# What you need to do
Extract each line containing the string "orange".
Dataset excerpts start
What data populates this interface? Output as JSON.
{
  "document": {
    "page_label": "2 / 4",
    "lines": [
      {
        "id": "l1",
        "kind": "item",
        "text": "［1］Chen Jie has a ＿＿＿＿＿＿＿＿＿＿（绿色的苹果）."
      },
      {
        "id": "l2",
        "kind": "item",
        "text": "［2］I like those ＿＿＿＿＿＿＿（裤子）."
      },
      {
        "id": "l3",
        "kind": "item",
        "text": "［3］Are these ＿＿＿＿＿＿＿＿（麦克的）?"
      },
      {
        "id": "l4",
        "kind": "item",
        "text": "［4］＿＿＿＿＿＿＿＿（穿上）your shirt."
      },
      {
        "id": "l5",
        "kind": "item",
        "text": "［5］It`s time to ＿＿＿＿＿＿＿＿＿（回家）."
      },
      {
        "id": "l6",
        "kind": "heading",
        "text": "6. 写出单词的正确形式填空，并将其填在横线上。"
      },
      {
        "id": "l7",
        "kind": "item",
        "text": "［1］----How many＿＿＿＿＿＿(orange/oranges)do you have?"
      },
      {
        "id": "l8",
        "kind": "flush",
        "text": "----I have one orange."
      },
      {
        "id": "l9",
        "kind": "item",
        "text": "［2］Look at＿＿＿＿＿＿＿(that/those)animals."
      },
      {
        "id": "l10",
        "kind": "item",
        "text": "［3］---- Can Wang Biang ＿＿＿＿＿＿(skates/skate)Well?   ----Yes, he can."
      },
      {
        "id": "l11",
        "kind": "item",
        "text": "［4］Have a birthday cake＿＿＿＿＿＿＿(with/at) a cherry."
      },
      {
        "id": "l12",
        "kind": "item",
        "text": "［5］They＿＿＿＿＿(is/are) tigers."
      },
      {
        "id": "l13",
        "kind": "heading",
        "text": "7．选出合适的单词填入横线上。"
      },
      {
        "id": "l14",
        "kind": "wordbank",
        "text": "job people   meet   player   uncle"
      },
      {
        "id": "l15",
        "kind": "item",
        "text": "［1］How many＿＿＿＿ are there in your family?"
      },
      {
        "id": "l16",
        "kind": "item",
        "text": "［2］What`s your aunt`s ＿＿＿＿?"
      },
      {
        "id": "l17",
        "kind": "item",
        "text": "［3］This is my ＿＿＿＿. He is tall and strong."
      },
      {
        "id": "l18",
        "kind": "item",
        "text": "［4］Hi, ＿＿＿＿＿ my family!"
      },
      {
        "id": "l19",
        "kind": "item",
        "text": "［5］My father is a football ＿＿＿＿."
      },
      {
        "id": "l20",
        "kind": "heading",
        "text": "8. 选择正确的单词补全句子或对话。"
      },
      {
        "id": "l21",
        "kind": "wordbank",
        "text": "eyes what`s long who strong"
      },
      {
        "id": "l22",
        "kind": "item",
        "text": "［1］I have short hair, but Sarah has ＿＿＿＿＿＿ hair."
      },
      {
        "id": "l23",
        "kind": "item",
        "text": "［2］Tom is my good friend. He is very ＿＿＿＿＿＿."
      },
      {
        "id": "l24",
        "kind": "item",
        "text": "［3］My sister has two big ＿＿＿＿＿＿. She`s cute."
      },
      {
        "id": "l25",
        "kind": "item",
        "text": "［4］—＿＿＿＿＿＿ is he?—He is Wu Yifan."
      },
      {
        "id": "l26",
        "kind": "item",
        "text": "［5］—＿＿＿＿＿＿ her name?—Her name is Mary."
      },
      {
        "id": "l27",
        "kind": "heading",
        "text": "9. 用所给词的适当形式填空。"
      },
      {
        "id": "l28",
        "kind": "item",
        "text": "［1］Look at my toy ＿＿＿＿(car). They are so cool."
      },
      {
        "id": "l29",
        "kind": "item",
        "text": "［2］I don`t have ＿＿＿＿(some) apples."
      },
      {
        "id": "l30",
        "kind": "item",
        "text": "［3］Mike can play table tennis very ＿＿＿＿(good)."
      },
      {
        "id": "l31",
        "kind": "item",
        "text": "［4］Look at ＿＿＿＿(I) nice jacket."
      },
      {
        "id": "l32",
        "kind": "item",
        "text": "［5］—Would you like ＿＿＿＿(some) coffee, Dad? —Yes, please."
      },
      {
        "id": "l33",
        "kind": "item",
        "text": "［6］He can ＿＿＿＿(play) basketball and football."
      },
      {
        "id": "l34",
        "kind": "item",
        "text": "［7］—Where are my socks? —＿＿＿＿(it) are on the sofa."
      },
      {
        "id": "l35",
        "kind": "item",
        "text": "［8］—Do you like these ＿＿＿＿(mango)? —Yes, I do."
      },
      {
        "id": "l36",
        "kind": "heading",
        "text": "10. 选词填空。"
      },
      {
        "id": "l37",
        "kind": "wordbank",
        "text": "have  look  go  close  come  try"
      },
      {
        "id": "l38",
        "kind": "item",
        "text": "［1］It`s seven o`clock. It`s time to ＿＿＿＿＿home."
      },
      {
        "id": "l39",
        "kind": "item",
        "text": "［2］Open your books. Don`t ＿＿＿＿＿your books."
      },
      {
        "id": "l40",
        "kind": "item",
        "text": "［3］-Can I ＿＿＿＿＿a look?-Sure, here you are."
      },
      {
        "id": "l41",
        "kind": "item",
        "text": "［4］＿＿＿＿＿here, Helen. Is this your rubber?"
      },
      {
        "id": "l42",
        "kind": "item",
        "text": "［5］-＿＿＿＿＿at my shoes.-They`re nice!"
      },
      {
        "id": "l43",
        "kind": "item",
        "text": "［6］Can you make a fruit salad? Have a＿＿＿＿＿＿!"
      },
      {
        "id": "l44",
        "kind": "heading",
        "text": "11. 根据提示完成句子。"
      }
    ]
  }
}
Dataset excerpts end
# The output
        "text": "［1］----How many＿＿＿＿＿＿(orange/oranges)do you have?"
        "text": "----I have one orange."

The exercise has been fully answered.